== TEXT PROVIDED ==

Only last week, we saw a federal district court in California declare the “Don’t Ask, Don’t Tell” (DADT) law unconstitutional. Yesterday, another DADT case rose to the forefront of the national debate on DADT. In opening arguments before a federal district court in Washington, the attorney for Major Margaret Witt, an Air Force reservist nurse who was discharged under DADT after 18 years of service, argued for Major Witt’s reinstatement. Major Witt’s case is before the district court after being remanded by the U.S. Court of Appeals for the Ninth Circuit in 2008.

== WORK TO DO ==
1) Name every court mentioned in the passage about Don't Ask, Don't Tell.
2) According to the passage about Don't Ask, Don't Tell, how long had Major Margaret Witt served before her discharge?
The data that follows is separate material from the passage above.

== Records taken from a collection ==

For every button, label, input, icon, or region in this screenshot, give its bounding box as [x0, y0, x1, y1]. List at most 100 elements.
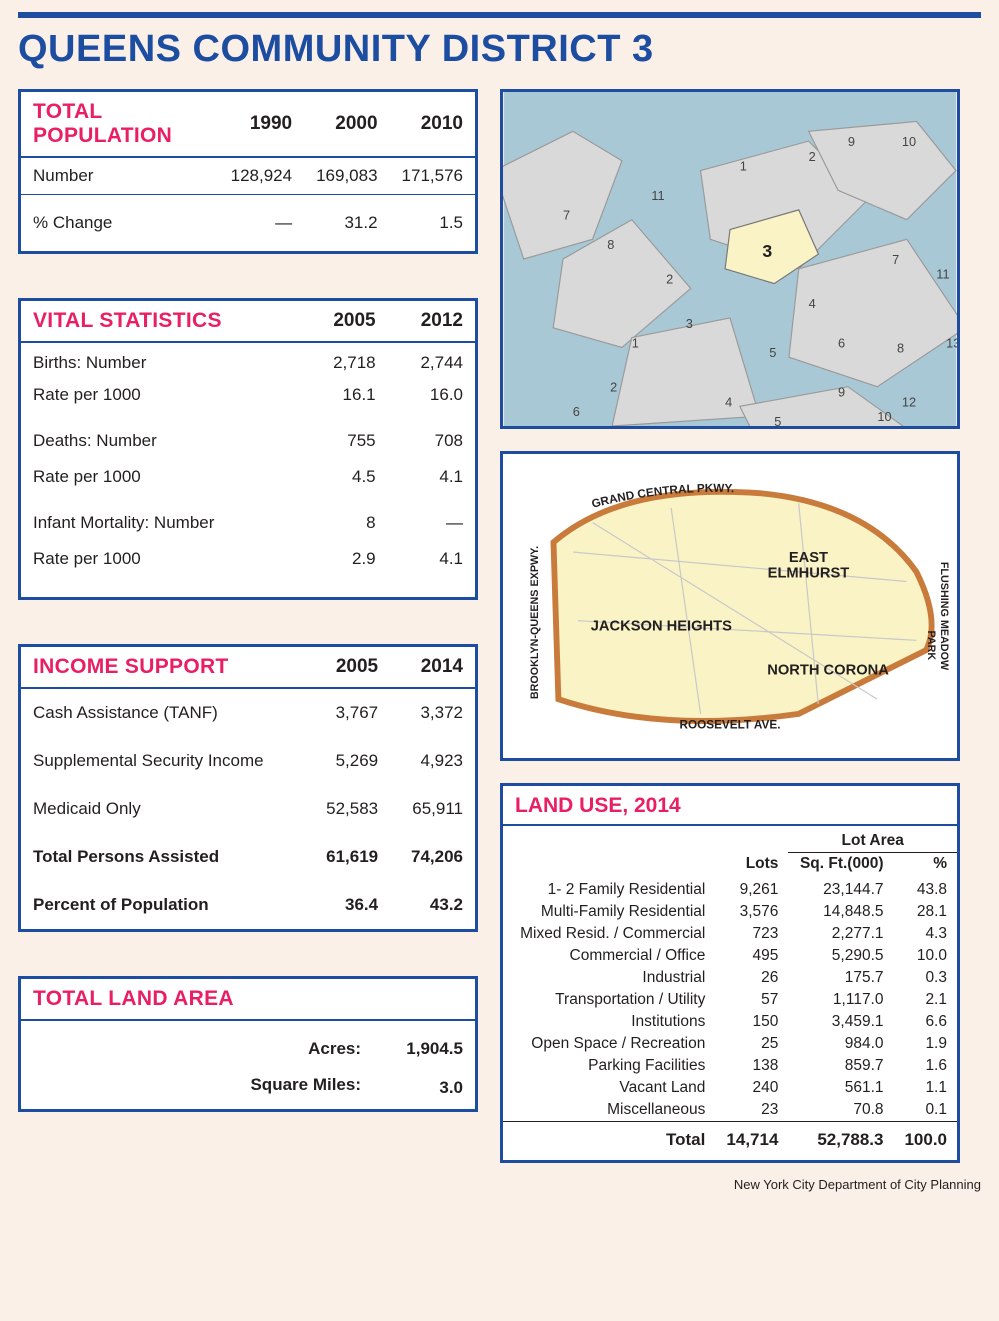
- cell: 3.0: [373, 1067, 475, 1109]
- svg-text:6: 6: [573, 404, 580, 419]
- cell: 0.1: [894, 1099, 958, 1122]
- cell: 10.0: [894, 945, 958, 967]
- cell: 708: [388, 413, 475, 459]
- row-label: Open Space / Recreation: [503, 1033, 715, 1055]
- total-row: Total 14,714 52,788.3 100.0: [503, 1122, 957, 1161]
- table-title: INCOME SUPPORT: [21, 647, 305, 688]
- table-row: Rate per 10002.94.1: [21, 541, 475, 577]
- cell: 723: [715, 923, 788, 945]
- cell: 1.9: [894, 1033, 958, 1055]
- cell: 3,576: [715, 901, 788, 923]
- neigh-label: JACKSON HEIGHTS: [591, 619, 732, 635]
- income-box: INCOME SUPPORT 2005 2014 Cash Assistance…: [18, 644, 478, 932]
- row-label: Total Persons Assisted: [21, 833, 305, 881]
- svg-text:10: 10: [877, 409, 891, 424]
- table-row: % Change — 31.2 1.5: [21, 195, 475, 252]
- overview-map: 3 12 78 910 112 45 67 811 1213 13 910 24…: [500, 89, 960, 429]
- col-year: 2000: [304, 92, 389, 157]
- cell: 169,083: [304, 157, 389, 195]
- cell: 43.2: [390, 881, 475, 929]
- neighborhood-map: GRAND CENTRAL PKWY. BROOKLYN-QUEENS EXPW…: [500, 451, 960, 761]
- svg-text:2: 2: [610, 380, 617, 395]
- table-header-row: TOTAL POPULATION 1990 2000 2010: [21, 92, 475, 157]
- table-row: Parking Facilities138859.71.6: [503, 1055, 957, 1077]
- row-label: Births: Number: [21, 342, 300, 377]
- svg-text:2: 2: [666, 272, 673, 287]
- highlighted-district-label: 3: [762, 241, 772, 261]
- cell: 175.7: [788, 967, 893, 989]
- row-label: Supplemental Security Income: [21, 737, 305, 785]
- cell: 859.7: [788, 1055, 893, 1077]
- svg-text:12: 12: [902, 394, 916, 409]
- cell: 61,619: [305, 833, 390, 881]
- cell: 31.2: [304, 195, 389, 252]
- cell: 240: [715, 1077, 788, 1099]
- cell: 16.0: [388, 377, 475, 413]
- svg-text:7: 7: [563, 208, 570, 223]
- row-label: Rate per 1000: [21, 377, 300, 413]
- svg-text:9: 9: [848, 134, 855, 149]
- cell: 23,144.7: [788, 879, 893, 901]
- col-header: %: [894, 853, 958, 880]
- row-label: Parking Facilities: [503, 1055, 715, 1077]
- cell: 52,788.3: [788, 1122, 893, 1161]
- table-title: TOTAL LAND AREA: [21, 979, 373, 1020]
- svg-text:9: 9: [838, 385, 845, 400]
- land-use-box: LAND USE, 2014 Lot Area Lots Sq. Ft.(000…: [500, 783, 960, 1163]
- table-row: Miscellaneous2370.80.1: [503, 1099, 957, 1122]
- svg-text:4: 4: [725, 394, 732, 409]
- row-label: Percent of Population: [21, 881, 305, 929]
- vital-box: VITAL STATISTICS 2005 2012 Births: Numbe…: [18, 298, 478, 600]
- road-label-bottom: ROOSEVELT AVE.: [680, 719, 781, 732]
- cell: 74,206: [390, 833, 475, 881]
- row-label: Rate per 1000: [21, 541, 300, 577]
- col-year: 1990: [219, 92, 304, 157]
- row-label: Institutions: [503, 1011, 715, 1033]
- cell: 2.9: [300, 541, 387, 577]
- svg-text:1: 1: [740, 159, 747, 174]
- cell: 14,848.5: [788, 901, 893, 923]
- cell: 0.3: [894, 967, 958, 989]
- col-header: Sq. Ft.(000): [788, 853, 893, 880]
- cell: 4.1: [388, 459, 475, 495]
- cell: 57: [715, 989, 788, 1011]
- table-row: 1- 2 Family Residential9,26123,144.743.8: [503, 879, 957, 901]
- cell: 16.1: [300, 377, 387, 413]
- cell: 4.1: [388, 541, 475, 577]
- cell: 1.1: [894, 1077, 958, 1099]
- cell: 128,924: [219, 157, 304, 195]
- row-label: Infant Mortality: Number: [21, 495, 300, 541]
- table-header-row: INCOME SUPPORT 2005 2014: [21, 647, 475, 688]
- col-group: Lot Area: [788, 826, 957, 853]
- table-title: TOTAL POPULATION: [21, 92, 219, 157]
- road-label-right-a: FLUSHING MEADOW: [938, 562, 950, 671]
- cell: 14,714: [715, 1122, 788, 1161]
- row-label: Mixed Resid. / Commercial: [503, 923, 715, 945]
- cell: 9,261: [715, 879, 788, 901]
- land-use-table: Lot Area Lots Sq. Ft.(000) % 1- 2 Family…: [503, 826, 957, 1160]
- table-row: Acres: 1,904.5: [21, 1020, 475, 1067]
- cell: 755: [300, 413, 387, 459]
- cell: 3,767: [305, 688, 390, 737]
- svg-text:3: 3: [686, 316, 693, 331]
- population-table: TOTAL POPULATION 1990 2000 2010 Number 1…: [21, 92, 475, 251]
- cell: 65,911: [390, 785, 475, 833]
- row-label: Total: [503, 1122, 715, 1161]
- table-header-row: VITAL STATISTICS 2005 2012: [21, 301, 475, 342]
- col-year: 2012: [388, 301, 475, 342]
- table-row: Supplemental Security Income5,2694,923: [21, 737, 475, 785]
- svg-text:11: 11: [651, 188, 664, 203]
- table-row: Multi-Family Residential3,57614,848.528.…: [503, 901, 957, 923]
- row-label: Multi-Family Residential: [503, 901, 715, 923]
- cell: 561.1: [788, 1077, 893, 1099]
- cell: 3,372: [390, 688, 475, 737]
- row-label: Deaths: Number: [21, 413, 300, 459]
- table-row: Institutions1503,459.16.6: [503, 1011, 957, 1033]
- col-year: 2005: [300, 301, 387, 342]
- land-area-table: TOTAL LAND AREA Acres: 1,904.5 Square Mi…: [21, 979, 475, 1109]
- cell: 25: [715, 1033, 788, 1055]
- cell: 23: [715, 1099, 788, 1122]
- cell: 1.6: [894, 1055, 958, 1077]
- table-title: LAND USE, 2014: [503, 786, 957, 826]
- overview-map-svg: 3 12 78 910 112 45 67 811 1213 13 910 24…: [503, 92, 957, 426]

== RESULTS ==
1) A federal district court in California; a federal district court in Washington; the U.S. Court of Appeals for the Ninth Circuit

2) 18 years